- **TASK REQUIREMENTS**
Give the number of lines containing the word "bottom", and nothing else.

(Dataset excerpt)
-.-.-
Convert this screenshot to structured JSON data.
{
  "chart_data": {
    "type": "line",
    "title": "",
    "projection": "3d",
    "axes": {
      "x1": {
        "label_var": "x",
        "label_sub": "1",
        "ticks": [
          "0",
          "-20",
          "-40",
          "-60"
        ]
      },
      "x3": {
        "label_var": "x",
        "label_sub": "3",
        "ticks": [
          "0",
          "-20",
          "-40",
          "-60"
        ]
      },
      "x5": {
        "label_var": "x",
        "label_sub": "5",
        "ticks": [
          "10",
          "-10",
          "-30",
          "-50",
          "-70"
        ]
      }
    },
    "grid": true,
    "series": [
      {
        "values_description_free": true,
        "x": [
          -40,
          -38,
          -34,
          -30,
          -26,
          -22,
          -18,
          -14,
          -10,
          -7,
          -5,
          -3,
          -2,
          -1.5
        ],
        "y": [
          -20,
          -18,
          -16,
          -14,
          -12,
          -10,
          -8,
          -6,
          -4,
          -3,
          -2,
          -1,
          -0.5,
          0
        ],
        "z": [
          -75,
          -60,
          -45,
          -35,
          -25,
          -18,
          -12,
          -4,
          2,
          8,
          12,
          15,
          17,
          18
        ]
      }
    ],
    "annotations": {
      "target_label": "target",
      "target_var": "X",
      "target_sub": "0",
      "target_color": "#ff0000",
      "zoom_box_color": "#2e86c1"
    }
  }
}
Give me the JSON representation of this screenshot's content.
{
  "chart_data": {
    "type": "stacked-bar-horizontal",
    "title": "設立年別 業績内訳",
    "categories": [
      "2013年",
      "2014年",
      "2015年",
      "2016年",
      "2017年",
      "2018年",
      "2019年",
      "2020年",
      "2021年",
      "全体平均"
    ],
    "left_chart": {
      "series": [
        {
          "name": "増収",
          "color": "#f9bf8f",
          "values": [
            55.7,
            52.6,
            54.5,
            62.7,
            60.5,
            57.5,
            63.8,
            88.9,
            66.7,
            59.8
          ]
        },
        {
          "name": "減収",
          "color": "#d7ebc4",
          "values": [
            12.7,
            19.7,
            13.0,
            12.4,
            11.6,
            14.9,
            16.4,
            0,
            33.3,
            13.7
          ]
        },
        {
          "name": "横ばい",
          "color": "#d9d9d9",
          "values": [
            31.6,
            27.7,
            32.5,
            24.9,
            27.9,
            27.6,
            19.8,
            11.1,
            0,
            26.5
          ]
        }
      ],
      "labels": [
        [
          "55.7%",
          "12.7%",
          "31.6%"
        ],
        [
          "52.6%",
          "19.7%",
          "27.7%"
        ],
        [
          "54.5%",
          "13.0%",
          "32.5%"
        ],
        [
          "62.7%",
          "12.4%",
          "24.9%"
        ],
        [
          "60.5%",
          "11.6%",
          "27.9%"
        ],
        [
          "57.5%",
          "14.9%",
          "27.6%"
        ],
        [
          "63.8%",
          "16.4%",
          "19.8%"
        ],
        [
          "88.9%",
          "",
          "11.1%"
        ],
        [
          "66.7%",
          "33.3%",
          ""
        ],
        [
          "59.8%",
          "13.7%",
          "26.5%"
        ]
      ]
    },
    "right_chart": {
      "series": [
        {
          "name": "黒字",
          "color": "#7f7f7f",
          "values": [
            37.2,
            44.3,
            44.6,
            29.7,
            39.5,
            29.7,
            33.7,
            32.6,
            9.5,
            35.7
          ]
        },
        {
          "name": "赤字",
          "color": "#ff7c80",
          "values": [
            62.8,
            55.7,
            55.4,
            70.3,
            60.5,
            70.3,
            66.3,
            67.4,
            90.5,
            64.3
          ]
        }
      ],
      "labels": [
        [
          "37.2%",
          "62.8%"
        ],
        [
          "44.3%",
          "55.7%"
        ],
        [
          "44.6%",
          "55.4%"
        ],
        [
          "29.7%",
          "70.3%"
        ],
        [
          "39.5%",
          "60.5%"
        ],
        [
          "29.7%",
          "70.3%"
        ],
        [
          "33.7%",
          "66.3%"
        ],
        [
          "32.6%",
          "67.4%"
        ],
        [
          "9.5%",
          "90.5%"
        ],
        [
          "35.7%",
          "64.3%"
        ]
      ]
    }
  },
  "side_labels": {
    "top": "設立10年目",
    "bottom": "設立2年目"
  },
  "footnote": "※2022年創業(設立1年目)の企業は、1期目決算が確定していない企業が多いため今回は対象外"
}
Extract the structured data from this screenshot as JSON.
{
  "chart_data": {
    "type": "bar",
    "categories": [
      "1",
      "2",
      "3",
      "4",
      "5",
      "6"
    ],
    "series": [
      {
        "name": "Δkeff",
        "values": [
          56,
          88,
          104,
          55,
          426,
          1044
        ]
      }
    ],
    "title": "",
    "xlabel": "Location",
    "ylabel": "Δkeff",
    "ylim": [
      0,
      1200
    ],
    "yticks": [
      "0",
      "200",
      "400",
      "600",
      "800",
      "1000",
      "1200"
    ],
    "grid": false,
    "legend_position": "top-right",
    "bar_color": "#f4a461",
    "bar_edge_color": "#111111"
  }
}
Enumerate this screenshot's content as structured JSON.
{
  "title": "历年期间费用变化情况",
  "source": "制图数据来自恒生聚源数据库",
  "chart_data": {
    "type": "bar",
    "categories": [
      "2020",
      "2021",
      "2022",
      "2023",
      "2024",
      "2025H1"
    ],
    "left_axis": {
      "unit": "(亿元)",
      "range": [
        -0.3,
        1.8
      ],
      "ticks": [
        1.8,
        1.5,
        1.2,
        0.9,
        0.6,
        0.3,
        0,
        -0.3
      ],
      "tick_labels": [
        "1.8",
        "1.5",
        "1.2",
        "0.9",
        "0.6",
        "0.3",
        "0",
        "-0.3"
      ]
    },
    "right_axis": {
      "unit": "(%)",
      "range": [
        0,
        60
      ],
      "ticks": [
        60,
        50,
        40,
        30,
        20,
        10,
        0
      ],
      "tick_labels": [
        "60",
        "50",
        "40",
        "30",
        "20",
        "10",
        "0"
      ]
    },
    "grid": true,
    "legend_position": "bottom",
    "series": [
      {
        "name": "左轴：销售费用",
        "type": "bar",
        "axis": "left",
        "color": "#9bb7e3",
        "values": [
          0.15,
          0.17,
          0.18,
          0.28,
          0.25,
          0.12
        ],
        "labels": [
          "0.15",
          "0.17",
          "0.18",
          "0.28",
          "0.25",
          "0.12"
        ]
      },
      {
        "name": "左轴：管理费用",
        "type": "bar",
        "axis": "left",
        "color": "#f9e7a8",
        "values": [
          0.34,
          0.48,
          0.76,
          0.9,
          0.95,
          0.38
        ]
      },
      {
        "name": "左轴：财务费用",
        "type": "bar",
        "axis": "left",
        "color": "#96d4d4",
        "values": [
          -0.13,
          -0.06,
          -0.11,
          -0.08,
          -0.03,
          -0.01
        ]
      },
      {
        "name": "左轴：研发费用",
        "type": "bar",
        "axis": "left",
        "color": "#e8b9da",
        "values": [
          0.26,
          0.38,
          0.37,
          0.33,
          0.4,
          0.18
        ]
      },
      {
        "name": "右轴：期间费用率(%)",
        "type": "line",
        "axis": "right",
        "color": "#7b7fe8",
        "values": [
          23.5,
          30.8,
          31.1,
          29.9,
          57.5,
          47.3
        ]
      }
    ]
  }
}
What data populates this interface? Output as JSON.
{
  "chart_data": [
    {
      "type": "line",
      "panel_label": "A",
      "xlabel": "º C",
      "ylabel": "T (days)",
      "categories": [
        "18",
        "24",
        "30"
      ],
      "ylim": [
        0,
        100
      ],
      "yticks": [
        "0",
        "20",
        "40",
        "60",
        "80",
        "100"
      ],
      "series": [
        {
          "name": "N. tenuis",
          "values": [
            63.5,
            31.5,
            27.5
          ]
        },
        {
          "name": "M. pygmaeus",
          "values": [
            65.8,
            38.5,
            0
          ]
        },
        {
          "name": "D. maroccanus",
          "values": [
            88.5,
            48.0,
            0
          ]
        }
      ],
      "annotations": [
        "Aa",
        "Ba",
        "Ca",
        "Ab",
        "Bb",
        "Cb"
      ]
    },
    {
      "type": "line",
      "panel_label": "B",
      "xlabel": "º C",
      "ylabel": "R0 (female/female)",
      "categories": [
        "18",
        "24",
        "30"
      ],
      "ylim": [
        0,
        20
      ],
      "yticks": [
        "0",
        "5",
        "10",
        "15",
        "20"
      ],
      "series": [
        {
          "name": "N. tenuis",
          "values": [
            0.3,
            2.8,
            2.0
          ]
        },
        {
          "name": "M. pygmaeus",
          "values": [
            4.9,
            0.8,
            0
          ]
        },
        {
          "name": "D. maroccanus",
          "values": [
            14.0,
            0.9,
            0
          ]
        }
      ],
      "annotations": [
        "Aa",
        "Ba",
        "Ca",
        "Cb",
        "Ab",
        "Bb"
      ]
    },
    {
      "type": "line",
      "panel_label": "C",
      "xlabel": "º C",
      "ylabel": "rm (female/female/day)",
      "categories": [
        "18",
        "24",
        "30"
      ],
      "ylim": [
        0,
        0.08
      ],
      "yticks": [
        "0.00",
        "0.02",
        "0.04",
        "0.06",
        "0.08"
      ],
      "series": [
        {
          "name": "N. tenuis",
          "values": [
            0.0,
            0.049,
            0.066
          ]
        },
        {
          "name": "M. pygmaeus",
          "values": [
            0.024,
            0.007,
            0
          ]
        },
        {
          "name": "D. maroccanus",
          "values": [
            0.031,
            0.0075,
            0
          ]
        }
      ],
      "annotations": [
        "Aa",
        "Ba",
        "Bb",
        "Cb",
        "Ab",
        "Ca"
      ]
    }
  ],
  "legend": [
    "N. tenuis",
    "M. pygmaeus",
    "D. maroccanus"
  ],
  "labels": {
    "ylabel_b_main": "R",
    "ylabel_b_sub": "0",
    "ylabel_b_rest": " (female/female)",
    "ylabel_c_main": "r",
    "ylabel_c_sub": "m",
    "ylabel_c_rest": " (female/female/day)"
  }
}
-.-.-
- **RESULT FOR THIS EXERCISE**
2